-- TASK DIRECTIONS --
Copy every line with the string "Melton" in it.

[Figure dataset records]
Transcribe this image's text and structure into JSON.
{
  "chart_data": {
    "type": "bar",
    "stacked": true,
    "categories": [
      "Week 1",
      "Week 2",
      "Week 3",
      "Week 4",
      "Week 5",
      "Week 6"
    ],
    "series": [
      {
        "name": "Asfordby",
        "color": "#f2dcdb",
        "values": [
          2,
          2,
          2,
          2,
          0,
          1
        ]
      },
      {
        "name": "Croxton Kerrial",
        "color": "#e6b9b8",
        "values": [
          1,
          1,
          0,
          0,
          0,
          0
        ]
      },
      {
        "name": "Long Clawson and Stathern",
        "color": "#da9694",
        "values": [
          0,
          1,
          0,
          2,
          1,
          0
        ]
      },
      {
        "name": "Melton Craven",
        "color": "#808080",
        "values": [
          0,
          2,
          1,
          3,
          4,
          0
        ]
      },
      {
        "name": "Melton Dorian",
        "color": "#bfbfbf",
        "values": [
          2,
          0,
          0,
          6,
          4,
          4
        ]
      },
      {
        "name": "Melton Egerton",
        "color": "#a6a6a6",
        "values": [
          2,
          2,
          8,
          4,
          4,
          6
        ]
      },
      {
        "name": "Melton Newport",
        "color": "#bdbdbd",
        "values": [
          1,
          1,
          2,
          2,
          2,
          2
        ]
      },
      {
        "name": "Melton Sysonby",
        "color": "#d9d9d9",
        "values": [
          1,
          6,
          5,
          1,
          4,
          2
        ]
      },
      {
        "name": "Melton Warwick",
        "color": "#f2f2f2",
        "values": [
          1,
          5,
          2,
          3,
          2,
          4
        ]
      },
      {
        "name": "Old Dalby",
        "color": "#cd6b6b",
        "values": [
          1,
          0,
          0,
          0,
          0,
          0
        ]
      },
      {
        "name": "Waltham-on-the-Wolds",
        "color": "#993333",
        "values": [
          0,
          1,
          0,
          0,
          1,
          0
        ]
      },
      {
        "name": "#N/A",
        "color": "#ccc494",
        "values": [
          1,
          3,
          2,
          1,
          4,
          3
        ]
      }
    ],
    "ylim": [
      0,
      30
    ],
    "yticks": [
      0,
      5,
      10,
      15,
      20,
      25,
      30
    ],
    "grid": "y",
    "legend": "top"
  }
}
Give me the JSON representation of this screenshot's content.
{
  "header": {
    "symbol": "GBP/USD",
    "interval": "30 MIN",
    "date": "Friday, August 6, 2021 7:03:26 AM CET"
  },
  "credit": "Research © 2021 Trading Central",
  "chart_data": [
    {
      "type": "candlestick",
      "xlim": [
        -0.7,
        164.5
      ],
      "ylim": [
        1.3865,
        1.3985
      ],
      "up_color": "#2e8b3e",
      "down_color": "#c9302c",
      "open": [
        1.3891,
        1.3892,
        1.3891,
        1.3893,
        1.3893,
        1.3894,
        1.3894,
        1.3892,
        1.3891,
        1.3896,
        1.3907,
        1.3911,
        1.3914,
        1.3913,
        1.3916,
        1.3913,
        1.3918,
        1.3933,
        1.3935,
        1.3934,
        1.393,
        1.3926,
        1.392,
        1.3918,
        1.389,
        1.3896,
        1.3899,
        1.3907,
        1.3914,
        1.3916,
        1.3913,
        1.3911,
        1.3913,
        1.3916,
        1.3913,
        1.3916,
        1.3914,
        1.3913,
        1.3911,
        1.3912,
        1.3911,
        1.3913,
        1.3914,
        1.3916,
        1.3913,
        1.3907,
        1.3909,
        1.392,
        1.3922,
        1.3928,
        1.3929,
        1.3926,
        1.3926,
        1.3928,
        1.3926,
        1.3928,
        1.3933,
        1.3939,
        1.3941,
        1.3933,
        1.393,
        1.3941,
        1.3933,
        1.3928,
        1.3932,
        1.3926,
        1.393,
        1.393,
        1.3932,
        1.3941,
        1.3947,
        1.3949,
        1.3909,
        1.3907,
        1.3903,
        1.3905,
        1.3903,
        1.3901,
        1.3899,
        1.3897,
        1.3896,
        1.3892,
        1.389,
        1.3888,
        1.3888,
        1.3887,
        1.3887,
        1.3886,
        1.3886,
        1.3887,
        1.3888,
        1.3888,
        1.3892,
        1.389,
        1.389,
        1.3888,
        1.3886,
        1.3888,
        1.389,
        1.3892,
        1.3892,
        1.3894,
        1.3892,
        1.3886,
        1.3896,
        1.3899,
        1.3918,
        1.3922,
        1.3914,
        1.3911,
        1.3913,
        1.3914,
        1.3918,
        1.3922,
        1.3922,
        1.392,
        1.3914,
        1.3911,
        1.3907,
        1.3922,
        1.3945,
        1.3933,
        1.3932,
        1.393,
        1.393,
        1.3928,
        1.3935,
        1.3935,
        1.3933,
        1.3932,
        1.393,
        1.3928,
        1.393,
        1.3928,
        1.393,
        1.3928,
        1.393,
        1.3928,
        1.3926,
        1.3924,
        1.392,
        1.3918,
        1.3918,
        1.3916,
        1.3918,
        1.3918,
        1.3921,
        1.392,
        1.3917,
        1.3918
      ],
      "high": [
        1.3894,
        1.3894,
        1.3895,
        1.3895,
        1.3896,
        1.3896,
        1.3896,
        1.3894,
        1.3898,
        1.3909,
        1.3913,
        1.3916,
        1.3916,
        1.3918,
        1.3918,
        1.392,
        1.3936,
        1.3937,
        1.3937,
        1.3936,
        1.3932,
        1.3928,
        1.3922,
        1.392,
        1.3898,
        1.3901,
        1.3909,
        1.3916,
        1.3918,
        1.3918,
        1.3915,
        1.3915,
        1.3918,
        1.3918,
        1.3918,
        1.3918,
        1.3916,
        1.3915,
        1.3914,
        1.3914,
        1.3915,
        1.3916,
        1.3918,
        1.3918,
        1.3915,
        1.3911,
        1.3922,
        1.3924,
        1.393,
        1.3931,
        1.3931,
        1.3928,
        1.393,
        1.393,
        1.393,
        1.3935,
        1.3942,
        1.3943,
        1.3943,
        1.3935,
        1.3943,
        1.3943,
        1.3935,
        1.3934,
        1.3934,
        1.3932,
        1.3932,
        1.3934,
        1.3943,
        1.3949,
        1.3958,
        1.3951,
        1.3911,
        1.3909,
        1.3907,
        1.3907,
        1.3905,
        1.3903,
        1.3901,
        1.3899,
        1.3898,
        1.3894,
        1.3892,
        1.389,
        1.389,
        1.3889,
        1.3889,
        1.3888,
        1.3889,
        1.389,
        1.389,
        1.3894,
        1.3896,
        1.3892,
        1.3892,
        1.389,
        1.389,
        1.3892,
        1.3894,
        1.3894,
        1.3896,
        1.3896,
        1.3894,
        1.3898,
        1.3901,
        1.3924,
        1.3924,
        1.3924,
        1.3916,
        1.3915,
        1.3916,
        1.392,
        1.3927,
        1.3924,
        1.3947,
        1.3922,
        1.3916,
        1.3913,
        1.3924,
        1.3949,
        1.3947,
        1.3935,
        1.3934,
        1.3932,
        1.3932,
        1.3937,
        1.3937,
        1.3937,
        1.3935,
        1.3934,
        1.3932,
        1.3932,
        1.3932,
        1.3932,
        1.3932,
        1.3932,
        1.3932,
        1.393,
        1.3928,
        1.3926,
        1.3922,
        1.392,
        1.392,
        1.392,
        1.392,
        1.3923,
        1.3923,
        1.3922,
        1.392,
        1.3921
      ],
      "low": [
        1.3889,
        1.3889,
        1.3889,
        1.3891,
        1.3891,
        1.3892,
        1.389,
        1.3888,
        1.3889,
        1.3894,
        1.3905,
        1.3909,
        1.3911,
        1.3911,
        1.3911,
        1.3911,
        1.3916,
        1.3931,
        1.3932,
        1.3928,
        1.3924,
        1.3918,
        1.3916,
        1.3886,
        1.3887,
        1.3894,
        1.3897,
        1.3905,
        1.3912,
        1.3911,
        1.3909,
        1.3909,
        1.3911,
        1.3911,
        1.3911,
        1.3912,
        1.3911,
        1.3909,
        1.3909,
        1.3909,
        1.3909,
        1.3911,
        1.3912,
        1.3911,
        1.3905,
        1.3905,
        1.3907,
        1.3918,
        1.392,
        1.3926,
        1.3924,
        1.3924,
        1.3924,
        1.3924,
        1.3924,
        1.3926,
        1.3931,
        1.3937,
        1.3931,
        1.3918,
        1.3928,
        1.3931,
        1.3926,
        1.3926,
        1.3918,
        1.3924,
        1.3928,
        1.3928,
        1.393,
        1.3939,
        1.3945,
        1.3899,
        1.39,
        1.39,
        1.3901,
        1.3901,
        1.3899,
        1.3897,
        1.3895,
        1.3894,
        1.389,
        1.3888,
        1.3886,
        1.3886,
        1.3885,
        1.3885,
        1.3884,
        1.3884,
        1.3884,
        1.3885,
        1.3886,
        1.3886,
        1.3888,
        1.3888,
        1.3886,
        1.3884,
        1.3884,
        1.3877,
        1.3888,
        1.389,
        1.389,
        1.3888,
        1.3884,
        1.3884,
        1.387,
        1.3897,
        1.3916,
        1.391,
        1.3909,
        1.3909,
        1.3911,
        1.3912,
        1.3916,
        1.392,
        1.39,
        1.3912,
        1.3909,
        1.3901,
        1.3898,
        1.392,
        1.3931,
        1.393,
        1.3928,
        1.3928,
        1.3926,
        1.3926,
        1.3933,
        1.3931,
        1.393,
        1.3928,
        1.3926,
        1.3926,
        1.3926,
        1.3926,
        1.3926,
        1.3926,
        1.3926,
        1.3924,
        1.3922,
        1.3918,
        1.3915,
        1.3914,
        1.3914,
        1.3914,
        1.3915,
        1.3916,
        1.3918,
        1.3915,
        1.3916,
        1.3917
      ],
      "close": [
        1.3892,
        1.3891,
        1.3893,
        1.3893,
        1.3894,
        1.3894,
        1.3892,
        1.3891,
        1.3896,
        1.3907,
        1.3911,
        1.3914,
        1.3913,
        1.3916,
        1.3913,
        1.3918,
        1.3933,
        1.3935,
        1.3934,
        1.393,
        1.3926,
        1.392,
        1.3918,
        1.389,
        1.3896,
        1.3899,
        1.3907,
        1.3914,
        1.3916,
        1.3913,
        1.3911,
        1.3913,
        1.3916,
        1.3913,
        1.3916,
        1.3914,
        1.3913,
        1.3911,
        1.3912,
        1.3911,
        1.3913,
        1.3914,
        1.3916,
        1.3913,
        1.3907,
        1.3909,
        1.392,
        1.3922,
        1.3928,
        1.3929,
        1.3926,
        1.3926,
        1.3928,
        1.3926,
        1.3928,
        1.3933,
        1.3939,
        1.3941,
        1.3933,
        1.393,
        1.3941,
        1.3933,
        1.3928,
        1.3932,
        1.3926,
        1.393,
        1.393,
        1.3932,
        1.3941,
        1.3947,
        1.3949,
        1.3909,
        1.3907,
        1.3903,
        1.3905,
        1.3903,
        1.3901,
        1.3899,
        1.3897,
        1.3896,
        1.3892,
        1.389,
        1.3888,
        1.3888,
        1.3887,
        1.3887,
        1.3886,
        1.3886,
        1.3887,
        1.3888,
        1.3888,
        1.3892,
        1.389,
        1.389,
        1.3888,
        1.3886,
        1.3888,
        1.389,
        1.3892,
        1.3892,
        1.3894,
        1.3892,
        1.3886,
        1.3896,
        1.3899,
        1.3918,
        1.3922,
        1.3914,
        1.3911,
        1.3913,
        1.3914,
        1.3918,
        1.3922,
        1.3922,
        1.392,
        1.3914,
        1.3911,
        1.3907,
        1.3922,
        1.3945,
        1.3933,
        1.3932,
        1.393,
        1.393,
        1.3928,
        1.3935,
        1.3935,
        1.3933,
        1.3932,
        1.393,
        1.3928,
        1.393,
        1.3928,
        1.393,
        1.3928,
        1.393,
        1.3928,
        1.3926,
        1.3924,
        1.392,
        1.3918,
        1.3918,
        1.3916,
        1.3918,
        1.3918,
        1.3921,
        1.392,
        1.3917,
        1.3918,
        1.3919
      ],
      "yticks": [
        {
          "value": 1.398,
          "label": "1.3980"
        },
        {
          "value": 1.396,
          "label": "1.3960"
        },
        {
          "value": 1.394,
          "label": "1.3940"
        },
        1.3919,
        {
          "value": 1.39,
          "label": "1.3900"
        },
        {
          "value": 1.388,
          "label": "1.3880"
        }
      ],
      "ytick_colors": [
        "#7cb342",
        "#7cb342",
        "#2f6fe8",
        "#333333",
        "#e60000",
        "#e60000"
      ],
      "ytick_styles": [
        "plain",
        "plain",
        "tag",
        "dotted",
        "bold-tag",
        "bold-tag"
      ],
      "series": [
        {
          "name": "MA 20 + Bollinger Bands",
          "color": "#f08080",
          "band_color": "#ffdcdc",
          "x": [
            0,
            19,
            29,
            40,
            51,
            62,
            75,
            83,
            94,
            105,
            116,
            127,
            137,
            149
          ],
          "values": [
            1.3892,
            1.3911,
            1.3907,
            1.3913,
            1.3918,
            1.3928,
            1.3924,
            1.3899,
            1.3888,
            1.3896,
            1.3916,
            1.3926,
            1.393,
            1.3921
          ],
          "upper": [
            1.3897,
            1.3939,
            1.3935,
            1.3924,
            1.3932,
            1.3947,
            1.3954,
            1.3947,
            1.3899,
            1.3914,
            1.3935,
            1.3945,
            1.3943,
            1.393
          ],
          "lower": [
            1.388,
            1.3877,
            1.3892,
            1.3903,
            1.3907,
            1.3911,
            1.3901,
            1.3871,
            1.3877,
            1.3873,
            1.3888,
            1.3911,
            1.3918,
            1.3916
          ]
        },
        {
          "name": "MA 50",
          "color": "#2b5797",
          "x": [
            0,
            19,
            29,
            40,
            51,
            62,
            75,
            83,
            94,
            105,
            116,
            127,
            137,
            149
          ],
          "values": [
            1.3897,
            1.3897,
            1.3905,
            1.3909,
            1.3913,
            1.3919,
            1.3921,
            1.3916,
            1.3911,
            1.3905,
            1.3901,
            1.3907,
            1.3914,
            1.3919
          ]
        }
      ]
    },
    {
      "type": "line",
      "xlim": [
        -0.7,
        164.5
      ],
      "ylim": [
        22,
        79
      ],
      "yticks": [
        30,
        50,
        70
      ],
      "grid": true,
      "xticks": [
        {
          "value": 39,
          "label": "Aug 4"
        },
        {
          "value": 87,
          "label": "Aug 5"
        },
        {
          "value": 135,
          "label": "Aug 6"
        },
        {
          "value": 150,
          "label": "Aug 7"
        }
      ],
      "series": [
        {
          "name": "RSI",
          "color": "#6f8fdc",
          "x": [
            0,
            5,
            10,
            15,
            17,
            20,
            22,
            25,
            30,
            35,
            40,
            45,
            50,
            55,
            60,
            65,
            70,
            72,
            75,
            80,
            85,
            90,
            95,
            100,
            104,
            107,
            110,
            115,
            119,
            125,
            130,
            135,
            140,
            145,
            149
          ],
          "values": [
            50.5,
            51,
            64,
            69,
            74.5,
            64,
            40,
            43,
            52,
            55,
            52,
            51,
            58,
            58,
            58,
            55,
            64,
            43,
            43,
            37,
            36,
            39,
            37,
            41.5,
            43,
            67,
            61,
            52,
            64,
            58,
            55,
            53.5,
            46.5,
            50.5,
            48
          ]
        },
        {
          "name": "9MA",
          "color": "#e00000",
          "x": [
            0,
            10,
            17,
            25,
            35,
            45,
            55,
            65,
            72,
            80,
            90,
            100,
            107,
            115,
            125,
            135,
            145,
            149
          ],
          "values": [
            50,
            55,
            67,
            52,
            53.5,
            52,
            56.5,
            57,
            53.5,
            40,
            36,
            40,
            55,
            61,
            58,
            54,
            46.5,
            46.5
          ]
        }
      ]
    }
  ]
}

-- THE ANSWER --
        "name": "Melton Craven",
        "name": "Melton Dorian",
        "name": "Melton Egerton",
        "name": "Melton Newport",
        "name": "Melton Sysonby",
        "name": "Melton Warwick",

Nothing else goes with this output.